Tally the lines that include the word "color" and reply with nothing but the total.

** Start of EXCERPTED DATA **

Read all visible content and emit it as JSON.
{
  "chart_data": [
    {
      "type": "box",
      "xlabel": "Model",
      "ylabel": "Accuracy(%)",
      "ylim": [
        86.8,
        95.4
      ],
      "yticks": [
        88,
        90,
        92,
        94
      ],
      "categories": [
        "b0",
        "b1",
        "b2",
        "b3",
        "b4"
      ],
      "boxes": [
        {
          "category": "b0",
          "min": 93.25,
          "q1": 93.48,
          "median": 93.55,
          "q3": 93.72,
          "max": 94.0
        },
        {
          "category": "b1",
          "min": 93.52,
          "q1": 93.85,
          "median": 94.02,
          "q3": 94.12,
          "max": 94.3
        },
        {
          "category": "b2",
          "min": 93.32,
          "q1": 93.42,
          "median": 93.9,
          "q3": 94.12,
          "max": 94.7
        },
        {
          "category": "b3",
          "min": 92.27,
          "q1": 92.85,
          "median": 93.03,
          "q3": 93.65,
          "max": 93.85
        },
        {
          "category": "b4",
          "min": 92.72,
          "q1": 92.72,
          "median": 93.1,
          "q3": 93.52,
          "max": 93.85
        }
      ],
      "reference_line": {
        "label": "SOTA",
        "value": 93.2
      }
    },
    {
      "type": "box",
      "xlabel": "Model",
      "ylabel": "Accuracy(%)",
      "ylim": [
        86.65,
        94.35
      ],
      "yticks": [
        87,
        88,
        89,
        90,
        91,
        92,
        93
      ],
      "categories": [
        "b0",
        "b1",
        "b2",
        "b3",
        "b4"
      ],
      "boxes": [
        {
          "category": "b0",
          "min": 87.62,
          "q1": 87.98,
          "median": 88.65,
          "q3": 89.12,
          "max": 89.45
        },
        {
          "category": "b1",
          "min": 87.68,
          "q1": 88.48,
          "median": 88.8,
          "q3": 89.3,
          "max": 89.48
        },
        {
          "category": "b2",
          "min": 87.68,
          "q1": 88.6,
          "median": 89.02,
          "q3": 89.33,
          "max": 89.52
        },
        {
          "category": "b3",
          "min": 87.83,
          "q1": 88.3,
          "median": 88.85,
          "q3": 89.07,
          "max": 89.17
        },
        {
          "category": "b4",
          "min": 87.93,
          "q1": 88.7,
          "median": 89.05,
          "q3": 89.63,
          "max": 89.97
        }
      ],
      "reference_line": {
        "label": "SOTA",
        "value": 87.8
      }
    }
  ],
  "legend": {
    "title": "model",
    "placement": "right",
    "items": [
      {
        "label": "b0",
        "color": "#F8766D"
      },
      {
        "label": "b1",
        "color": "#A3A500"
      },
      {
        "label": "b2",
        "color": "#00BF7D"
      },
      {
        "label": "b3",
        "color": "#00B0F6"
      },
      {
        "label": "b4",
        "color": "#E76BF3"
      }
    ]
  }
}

** End of EXCERPTED DATA **

*EXERCISE SOLUTION*.
5